■ **What the task asks**
Copy each line where the word "Wind" occurs.

Figure dataset records
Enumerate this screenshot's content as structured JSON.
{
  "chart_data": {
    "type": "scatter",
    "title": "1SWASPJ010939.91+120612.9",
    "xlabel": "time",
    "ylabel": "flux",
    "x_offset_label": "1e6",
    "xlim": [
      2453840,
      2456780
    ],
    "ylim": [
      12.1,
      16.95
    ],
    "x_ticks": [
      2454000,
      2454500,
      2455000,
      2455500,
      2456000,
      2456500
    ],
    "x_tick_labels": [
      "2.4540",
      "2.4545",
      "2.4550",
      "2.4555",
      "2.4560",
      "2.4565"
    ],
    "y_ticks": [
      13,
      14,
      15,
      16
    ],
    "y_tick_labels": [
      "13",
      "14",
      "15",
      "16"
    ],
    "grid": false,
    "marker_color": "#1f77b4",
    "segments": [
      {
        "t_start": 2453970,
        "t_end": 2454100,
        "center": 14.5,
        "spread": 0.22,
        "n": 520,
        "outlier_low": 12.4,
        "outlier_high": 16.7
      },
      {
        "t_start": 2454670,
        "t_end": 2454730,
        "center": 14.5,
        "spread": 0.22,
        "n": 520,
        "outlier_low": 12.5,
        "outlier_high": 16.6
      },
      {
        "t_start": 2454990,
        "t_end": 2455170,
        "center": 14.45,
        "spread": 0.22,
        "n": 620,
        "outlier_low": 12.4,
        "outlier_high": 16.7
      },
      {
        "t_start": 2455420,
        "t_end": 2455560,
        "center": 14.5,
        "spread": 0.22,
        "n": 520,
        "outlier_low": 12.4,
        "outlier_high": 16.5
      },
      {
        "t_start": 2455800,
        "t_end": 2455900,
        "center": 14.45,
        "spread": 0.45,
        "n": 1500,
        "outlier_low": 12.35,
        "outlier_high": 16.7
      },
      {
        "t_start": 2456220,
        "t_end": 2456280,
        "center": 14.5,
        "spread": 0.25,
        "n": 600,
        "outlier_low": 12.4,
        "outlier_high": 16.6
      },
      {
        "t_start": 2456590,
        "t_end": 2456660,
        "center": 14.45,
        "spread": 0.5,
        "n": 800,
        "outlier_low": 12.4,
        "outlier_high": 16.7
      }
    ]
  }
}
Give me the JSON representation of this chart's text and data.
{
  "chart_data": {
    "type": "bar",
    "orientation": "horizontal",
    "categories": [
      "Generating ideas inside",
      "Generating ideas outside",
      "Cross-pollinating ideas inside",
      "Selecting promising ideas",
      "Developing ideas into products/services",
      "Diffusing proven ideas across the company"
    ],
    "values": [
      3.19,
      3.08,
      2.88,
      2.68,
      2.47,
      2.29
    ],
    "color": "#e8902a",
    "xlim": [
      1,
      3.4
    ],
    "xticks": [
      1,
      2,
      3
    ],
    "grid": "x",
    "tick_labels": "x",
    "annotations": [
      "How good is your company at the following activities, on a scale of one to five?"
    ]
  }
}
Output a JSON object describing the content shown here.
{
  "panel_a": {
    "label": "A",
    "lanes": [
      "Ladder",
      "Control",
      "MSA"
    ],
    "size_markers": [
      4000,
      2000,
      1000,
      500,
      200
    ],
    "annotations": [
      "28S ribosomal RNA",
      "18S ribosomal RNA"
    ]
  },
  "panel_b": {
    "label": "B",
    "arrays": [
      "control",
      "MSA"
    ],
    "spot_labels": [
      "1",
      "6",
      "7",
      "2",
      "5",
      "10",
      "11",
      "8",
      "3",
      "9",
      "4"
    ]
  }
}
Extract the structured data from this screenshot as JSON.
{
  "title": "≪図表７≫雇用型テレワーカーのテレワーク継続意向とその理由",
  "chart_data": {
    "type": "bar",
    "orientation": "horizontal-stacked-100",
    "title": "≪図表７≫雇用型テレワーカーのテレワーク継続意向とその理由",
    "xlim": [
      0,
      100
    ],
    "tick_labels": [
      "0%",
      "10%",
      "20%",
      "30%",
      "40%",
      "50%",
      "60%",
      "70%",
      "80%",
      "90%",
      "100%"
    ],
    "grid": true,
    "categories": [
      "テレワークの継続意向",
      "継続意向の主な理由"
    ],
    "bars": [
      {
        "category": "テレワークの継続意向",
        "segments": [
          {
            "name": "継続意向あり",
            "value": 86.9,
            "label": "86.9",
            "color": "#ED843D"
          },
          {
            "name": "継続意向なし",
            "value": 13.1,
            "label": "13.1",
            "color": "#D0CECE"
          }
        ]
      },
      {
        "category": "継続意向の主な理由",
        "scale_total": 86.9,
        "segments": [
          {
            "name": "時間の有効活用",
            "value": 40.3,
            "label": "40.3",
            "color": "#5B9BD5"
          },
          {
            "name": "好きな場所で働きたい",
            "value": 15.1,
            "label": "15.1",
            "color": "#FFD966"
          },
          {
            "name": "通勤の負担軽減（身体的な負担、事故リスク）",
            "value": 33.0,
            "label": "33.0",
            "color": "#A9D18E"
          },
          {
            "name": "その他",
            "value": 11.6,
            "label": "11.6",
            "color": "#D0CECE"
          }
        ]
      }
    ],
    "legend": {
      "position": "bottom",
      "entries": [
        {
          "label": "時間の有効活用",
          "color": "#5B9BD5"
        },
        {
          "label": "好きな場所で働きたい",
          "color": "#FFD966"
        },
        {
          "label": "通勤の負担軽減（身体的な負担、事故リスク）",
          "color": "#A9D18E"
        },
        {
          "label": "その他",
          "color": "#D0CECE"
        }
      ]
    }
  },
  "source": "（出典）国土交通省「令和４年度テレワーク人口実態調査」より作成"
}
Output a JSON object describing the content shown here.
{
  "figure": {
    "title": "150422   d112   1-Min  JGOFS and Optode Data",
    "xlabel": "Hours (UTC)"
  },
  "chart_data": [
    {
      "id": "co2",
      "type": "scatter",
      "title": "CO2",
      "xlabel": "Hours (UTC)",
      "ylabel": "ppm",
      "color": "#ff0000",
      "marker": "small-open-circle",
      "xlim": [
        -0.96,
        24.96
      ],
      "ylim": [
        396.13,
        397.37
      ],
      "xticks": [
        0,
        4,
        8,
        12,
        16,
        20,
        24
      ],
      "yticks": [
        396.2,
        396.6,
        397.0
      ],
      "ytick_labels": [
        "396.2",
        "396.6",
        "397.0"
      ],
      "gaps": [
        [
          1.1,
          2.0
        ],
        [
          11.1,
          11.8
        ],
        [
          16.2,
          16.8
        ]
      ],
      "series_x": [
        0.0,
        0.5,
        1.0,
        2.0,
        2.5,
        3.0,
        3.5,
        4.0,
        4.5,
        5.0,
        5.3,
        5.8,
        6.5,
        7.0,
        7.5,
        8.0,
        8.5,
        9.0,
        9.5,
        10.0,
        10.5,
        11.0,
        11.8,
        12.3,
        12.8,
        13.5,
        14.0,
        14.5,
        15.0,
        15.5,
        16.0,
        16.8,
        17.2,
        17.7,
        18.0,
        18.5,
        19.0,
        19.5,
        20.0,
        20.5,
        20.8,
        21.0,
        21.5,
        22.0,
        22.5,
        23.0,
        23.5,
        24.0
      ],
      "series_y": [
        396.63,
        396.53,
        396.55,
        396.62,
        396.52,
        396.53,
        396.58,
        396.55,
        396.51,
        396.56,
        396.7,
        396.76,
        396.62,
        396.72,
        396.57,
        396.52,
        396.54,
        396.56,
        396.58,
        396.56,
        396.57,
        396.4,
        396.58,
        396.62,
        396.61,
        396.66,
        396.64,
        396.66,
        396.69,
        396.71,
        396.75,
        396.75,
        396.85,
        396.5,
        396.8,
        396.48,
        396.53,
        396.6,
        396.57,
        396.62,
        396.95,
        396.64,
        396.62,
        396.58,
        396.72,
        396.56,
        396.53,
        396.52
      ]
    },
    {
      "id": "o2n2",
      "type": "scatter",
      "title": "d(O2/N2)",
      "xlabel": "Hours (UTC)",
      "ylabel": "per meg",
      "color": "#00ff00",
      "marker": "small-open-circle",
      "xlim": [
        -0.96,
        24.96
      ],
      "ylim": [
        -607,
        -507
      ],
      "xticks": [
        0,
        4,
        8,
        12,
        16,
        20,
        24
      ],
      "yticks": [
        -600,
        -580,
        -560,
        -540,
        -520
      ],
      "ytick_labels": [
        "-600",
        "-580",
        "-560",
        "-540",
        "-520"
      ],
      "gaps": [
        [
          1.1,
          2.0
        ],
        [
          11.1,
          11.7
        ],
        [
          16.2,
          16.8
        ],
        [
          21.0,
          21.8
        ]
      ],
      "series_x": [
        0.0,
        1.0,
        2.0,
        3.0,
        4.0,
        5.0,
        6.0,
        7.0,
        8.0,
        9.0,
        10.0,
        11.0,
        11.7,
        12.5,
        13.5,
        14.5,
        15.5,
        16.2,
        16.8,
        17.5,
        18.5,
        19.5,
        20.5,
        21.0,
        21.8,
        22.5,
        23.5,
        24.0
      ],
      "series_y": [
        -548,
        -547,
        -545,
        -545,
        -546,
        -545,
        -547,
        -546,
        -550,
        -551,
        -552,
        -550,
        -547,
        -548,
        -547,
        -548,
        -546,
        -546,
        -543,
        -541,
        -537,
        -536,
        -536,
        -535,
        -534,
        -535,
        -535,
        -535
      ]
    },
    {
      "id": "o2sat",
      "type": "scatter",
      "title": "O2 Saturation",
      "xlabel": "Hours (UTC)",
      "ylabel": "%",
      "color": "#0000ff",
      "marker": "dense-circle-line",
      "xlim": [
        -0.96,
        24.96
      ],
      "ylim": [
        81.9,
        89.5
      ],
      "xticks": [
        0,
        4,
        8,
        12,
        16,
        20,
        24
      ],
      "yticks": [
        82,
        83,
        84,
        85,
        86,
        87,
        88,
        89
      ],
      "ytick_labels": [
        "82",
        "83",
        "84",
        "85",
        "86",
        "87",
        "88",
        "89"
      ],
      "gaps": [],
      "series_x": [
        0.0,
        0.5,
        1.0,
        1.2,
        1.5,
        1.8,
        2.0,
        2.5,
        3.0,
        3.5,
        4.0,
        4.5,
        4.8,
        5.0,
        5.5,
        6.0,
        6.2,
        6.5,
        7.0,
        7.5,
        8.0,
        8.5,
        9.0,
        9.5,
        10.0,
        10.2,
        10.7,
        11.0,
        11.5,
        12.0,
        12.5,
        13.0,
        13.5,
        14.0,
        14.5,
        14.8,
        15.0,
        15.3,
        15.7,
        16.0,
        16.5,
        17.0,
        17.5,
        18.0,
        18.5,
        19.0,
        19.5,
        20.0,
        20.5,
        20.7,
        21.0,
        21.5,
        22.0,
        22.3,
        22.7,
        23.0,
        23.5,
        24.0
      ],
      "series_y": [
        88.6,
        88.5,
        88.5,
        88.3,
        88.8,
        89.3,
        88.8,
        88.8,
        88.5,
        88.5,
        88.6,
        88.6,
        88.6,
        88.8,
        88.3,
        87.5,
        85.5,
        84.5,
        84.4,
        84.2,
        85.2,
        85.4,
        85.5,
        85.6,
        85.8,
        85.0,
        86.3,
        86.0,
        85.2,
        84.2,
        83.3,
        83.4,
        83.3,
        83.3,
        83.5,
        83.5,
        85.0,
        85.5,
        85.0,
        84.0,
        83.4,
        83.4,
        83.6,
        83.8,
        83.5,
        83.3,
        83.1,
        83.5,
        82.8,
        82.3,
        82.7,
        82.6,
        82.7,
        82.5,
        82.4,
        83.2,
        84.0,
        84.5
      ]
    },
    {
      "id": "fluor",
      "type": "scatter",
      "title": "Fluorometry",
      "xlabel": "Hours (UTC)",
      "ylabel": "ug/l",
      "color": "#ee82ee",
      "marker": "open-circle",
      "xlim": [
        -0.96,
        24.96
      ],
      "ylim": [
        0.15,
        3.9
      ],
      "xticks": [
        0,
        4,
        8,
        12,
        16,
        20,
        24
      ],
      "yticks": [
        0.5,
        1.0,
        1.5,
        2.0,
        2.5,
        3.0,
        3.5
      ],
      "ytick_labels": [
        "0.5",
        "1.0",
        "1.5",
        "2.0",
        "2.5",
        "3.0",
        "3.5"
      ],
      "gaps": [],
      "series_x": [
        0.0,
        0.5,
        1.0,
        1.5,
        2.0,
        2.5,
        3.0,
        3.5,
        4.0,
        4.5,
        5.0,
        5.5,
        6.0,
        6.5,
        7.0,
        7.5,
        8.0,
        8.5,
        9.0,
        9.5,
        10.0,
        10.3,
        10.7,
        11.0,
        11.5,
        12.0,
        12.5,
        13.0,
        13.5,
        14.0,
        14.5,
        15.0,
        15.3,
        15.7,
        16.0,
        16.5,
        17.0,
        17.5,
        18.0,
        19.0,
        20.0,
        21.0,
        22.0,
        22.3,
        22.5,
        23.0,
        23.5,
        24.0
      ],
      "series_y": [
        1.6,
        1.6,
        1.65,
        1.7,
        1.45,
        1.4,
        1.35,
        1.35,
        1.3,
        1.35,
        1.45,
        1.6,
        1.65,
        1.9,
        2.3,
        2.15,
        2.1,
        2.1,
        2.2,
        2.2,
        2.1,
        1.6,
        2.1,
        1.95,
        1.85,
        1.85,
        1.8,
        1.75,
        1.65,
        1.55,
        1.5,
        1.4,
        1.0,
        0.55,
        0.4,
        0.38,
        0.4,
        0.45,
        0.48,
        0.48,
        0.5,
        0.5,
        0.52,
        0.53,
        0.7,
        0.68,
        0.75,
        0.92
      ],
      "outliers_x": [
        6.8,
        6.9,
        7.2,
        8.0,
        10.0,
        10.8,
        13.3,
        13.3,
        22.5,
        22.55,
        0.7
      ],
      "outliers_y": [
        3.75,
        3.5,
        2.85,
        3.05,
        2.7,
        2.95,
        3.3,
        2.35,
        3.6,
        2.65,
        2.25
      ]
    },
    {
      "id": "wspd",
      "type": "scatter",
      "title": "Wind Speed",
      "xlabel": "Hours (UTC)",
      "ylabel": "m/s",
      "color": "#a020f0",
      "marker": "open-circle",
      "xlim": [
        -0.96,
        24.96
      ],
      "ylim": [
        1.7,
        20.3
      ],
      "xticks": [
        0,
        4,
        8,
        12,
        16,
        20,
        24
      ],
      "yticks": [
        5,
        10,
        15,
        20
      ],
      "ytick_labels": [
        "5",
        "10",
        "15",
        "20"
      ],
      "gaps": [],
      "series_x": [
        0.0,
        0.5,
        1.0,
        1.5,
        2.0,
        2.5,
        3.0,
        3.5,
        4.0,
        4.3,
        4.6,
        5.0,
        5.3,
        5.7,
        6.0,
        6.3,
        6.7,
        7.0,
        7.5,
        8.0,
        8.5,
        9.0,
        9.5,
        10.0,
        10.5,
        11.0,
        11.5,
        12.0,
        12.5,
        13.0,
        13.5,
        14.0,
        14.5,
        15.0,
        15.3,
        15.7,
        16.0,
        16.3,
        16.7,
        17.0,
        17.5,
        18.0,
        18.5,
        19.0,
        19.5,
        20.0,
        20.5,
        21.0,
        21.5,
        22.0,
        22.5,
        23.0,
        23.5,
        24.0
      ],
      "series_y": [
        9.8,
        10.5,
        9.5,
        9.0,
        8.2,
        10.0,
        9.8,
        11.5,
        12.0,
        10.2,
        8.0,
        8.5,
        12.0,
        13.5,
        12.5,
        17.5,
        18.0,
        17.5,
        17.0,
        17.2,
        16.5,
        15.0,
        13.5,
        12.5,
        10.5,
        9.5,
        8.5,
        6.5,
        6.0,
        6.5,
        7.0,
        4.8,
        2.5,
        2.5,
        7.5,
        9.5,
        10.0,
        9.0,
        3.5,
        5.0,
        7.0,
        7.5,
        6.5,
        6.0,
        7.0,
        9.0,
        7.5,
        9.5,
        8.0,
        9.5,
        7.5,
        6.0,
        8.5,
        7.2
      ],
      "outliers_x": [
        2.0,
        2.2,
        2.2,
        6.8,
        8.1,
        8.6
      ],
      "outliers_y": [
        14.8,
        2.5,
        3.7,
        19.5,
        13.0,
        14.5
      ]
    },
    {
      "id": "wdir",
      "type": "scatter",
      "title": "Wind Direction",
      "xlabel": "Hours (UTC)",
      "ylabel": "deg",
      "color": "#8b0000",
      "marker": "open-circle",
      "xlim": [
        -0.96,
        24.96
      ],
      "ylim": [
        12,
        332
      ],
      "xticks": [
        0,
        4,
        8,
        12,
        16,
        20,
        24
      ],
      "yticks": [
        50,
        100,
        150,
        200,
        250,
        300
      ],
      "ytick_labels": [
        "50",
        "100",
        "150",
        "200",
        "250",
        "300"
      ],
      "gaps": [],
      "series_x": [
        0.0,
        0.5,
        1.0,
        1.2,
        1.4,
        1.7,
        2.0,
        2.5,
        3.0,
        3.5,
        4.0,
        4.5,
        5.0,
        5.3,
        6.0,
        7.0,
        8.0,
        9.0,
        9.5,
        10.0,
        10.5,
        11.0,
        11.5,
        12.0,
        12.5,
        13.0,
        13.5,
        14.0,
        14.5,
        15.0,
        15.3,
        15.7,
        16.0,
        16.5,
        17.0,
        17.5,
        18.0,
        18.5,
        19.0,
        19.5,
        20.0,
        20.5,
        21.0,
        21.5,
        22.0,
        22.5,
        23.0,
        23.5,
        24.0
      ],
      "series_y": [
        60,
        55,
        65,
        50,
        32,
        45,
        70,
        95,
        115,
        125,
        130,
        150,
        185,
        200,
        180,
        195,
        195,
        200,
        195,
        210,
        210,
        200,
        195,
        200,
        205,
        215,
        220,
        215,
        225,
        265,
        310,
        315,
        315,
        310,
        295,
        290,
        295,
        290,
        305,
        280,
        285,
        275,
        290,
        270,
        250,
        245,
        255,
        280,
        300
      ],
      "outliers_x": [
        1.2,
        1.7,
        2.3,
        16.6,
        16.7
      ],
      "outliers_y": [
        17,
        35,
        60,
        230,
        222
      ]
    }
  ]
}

■ **Exercise result**
      "title": "Wind Speed",
      "title": "Wind Direction",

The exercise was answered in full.